## [Information given]
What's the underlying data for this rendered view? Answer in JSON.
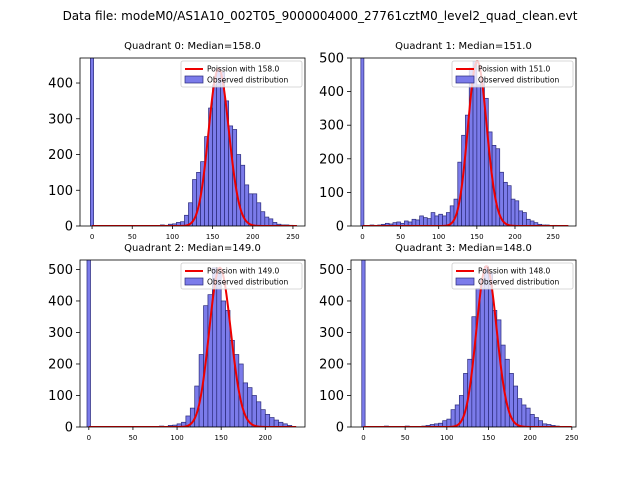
{
  "figure": {
    "suptitle": "Data file: modeM0/AS1A10_002T05_9000004000_27761cztM0_level2_quad_clean.evt"
  },
  "colors": {
    "bars": "#7b7bea",
    "bar_edge": "#2a2a7a",
    "curve": "#ee0000"
  },
  "chart_data": [
    {
      "type": "bar",
      "title": "Quadrant 0: Median=158.0",
      "legend": {
        "curve": "Poission with 158.0",
        "bars": "Observed distribution",
        "placement": "top-right"
      },
      "xlim": [
        -15,
        265
      ],
      "ylim": [
        0,
        470
      ],
      "xticks": [
        "0",
        "50",
        "100",
        "150",
        "200",
        "250"
      ],
      "yticks": [
        "0",
        "100",
        "200",
        "300",
        "400"
      ],
      "bin_width": 5,
      "spike": {
        "x": 0,
        "value": 470
      },
      "bins": [
        {
          "x": 85,
          "value": 3
        },
        {
          "x": 90,
          "value": 2
        },
        {
          "x": 95,
          "value": 5
        },
        {
          "x": 100,
          "value": 6
        },
        {
          "x": 105,
          "value": 10
        },
        {
          "x": 110,
          "value": 12
        },
        {
          "x": 115,
          "value": 30
        },
        {
          "x": 120,
          "value": 65
        },
        {
          "x": 125,
          "value": 130
        },
        {
          "x": 130,
          "value": 150
        },
        {
          "x": 135,
          "value": 180
        },
        {
          "x": 140,
          "value": 250
        },
        {
          "x": 145,
          "value": 330
        },
        {
          "x": 150,
          "value": 395
        },
        {
          "x": 155,
          "value": 440
        },
        {
          "x": 160,
          "value": 430
        },
        {
          "x": 165,
          "value": 350
        },
        {
          "x": 170,
          "value": 280
        },
        {
          "x": 175,
          "value": 270
        },
        {
          "x": 180,
          "value": 200
        },
        {
          "x": 185,
          "value": 170
        },
        {
          "x": 190,
          "value": 115
        },
        {
          "x": 195,
          "value": 90
        },
        {
          "x": 200,
          "value": 90
        },
        {
          "x": 205,
          "value": 65
        },
        {
          "x": 210,
          "value": 40
        },
        {
          "x": 215,
          "value": 25
        },
        {
          "x": 220,
          "value": 20
        },
        {
          "x": 225,
          "value": 10
        },
        {
          "x": 230,
          "value": 5
        },
        {
          "x": 235,
          "value": 3
        },
        {
          "x": 240,
          "value": 3
        },
        {
          "x": 245,
          "value": 2
        }
      ],
      "poisson_mean": 158.0,
      "curve_x": [
        0,
        255
      ]
    },
    {
      "type": "bar",
      "title": "Quadrant 1: Median=151.0",
      "legend": {
        "curve": "Poission with 151.0",
        "bars": "Observed distribution",
        "placement": "top-right"
      },
      "xlim": [
        -15,
        280
      ],
      "ylim": [
        0,
        500
      ],
      "xticks": [
        "0",
        "50",
        "100",
        "150",
        "200",
        "250"
      ],
      "yticks": [
        "0",
        "100",
        "200",
        "300",
        "400",
        "500"
      ],
      "bin_width": 5,
      "spike": {
        "x": 0,
        "value": 500
      },
      "bins": [
        {
          "x": 10,
          "value": 3
        },
        {
          "x": 15,
          "value": 2
        },
        {
          "x": 20,
          "value": 3
        },
        {
          "x": 25,
          "value": 5
        },
        {
          "x": 30,
          "value": 8
        },
        {
          "x": 35,
          "value": 6
        },
        {
          "x": 40,
          "value": 10
        },
        {
          "x": 45,
          "value": 12
        },
        {
          "x": 50,
          "value": 8
        },
        {
          "x": 55,
          "value": 15
        },
        {
          "x": 60,
          "value": 12
        },
        {
          "x": 65,
          "value": 20
        },
        {
          "x": 70,
          "value": 18
        },
        {
          "x": 75,
          "value": 30
        },
        {
          "x": 80,
          "value": 25
        },
        {
          "x": 85,
          "value": 22
        },
        {
          "x": 90,
          "value": 40
        },
        {
          "x": 95,
          "value": 30
        },
        {
          "x": 100,
          "value": 35
        },
        {
          "x": 105,
          "value": 30
        },
        {
          "x": 110,
          "value": 40
        },
        {
          "x": 115,
          "value": 60
        },
        {
          "x": 120,
          "value": 80
        },
        {
          "x": 125,
          "value": 190
        },
        {
          "x": 130,
          "value": 270
        },
        {
          "x": 135,
          "value": 330
        },
        {
          "x": 140,
          "value": 470
        },
        {
          "x": 145,
          "value": 490
        },
        {
          "x": 150,
          "value": 420
        },
        {
          "x": 155,
          "value": 440
        },
        {
          "x": 160,
          "value": 380
        },
        {
          "x": 165,
          "value": 280
        },
        {
          "x": 170,
          "value": 240
        },
        {
          "x": 175,
          "value": 230
        },
        {
          "x": 180,
          "value": 160
        },
        {
          "x": 185,
          "value": 130
        },
        {
          "x": 190,
          "value": 120
        },
        {
          "x": 195,
          "value": 80
        },
        {
          "x": 200,
          "value": 75
        },
        {
          "x": 205,
          "value": 45
        },
        {
          "x": 210,
          "value": 40
        },
        {
          "x": 215,
          "value": 20
        },
        {
          "x": 220,
          "value": 15
        },
        {
          "x": 225,
          "value": 10
        },
        {
          "x": 230,
          "value": 5
        },
        {
          "x": 235,
          "value": 3
        },
        {
          "x": 240,
          "value": 3
        },
        {
          "x": 250,
          "value": 2
        }
      ],
      "poisson_mean": 151.0,
      "curve_x": [
        0,
        270
      ]
    },
    {
      "type": "bar",
      "title": "Quadrant 2: Median=149.0",
      "legend": {
        "curve": "Poission with 149.0",
        "bars": "Observed distribution",
        "placement": "top-right"
      },
      "xlim": [
        -10,
        245
      ],
      "ylim": [
        0,
        530
      ],
      "xticks": [
        "0",
        "50",
        "100",
        "150",
        "200"
      ],
      "yticks": [
        "0",
        "100",
        "200",
        "300",
        "400",
        "500"
      ],
      "bin_width": 5,
      "spike": {
        "x": 0,
        "value": 530
      },
      "bins": [
        {
          "x": 80,
          "value": 3
        },
        {
          "x": 85,
          "value": 2
        },
        {
          "x": 90,
          "value": 5
        },
        {
          "x": 95,
          "value": 6
        },
        {
          "x": 100,
          "value": 10
        },
        {
          "x": 105,
          "value": 15
        },
        {
          "x": 110,
          "value": 35
        },
        {
          "x": 115,
          "value": 60
        },
        {
          "x": 120,
          "value": 130
        },
        {
          "x": 125,
          "value": 230
        },
        {
          "x": 130,
          "value": 385
        },
        {
          "x": 135,
          "value": 420
        },
        {
          "x": 140,
          "value": 505
        },
        {
          "x": 145,
          "value": 490
        },
        {
          "x": 150,
          "value": 400
        },
        {
          "x": 155,
          "value": 370
        },
        {
          "x": 160,
          "value": 275
        },
        {
          "x": 165,
          "value": 230
        },
        {
          "x": 170,
          "value": 200
        },
        {
          "x": 175,
          "value": 140
        },
        {
          "x": 180,
          "value": 125
        },
        {
          "x": 185,
          "value": 100
        },
        {
          "x": 190,
          "value": 80
        },
        {
          "x": 195,
          "value": 55
        },
        {
          "x": 200,
          "value": 40
        },
        {
          "x": 205,
          "value": 30
        },
        {
          "x": 210,
          "value": 22
        },
        {
          "x": 215,
          "value": 15
        },
        {
          "x": 220,
          "value": 10
        },
        {
          "x": 225,
          "value": 5
        }
      ],
      "poisson_mean": 149.0,
      "curve_x": [
        0,
        235
      ]
    },
    {
      "type": "bar",
      "title": "Quadrant 3: Median=148.0",
      "legend": {
        "curve": "Poission with 148.0",
        "bars": "Observed distribution",
        "placement": "top-right"
      },
      "xlim": [
        -15,
        255
      ],
      "ylim": [
        0,
        530
      ],
      "xticks": [
        "0",
        "50",
        "100",
        "150",
        "200",
        "250"
      ],
      "yticks": [
        "0",
        "100",
        "200",
        "300",
        "400",
        "500"
      ],
      "bin_width": 5,
      "spike": {
        "x": 0,
        "value": 530
      },
      "bins": [
        {
          "x": 25,
          "value": 3
        },
        {
          "x": 35,
          "value": 2
        },
        {
          "x": 50,
          "value": 3
        },
        {
          "x": 60,
          "value": 2
        },
        {
          "x": 70,
          "value": 3
        },
        {
          "x": 75,
          "value": 5
        },
        {
          "x": 80,
          "value": 8
        },
        {
          "x": 85,
          "value": 10
        },
        {
          "x": 90,
          "value": 12
        },
        {
          "x": 95,
          "value": 20
        },
        {
          "x": 100,
          "value": 25
        },
        {
          "x": 105,
          "value": 55
        },
        {
          "x": 110,
          "value": 70
        },
        {
          "x": 115,
          "value": 100
        },
        {
          "x": 120,
          "value": 170
        },
        {
          "x": 125,
          "value": 215
        },
        {
          "x": 130,
          "value": 350
        },
        {
          "x": 135,
          "value": 440
        },
        {
          "x": 140,
          "value": 470
        },
        {
          "x": 145,
          "value": 510
        },
        {
          "x": 150,
          "value": 490
        },
        {
          "x": 155,
          "value": 370
        },
        {
          "x": 160,
          "value": 340
        },
        {
          "x": 165,
          "value": 260
        },
        {
          "x": 170,
          "value": 215
        },
        {
          "x": 175,
          "value": 170
        },
        {
          "x": 180,
          "value": 130
        },
        {
          "x": 185,
          "value": 90
        },
        {
          "x": 190,
          "value": 70
        },
        {
          "x": 195,
          "value": 60
        },
        {
          "x": 200,
          "value": 40
        },
        {
          "x": 205,
          "value": 30
        },
        {
          "x": 210,
          "value": 20
        },
        {
          "x": 215,
          "value": 10
        },
        {
          "x": 220,
          "value": 8
        },
        {
          "x": 225,
          "value": 5
        },
        {
          "x": 230,
          "value": 3
        }
      ],
      "poisson_mean": 148.0,
      "curve_x": [
        0,
        250
      ]
    }
  ]
}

## [Set problem]
Report all lines of the material that contain the word "Quadrant".

## [Correct response]
      "title": "Quadrant 0: Median=158.0",
      "title": "Quadrant 1: Median=151.0",
      "title": "Quadrant 2: Median=149.0",
      "title": "Quadrant 3: Median=148.0",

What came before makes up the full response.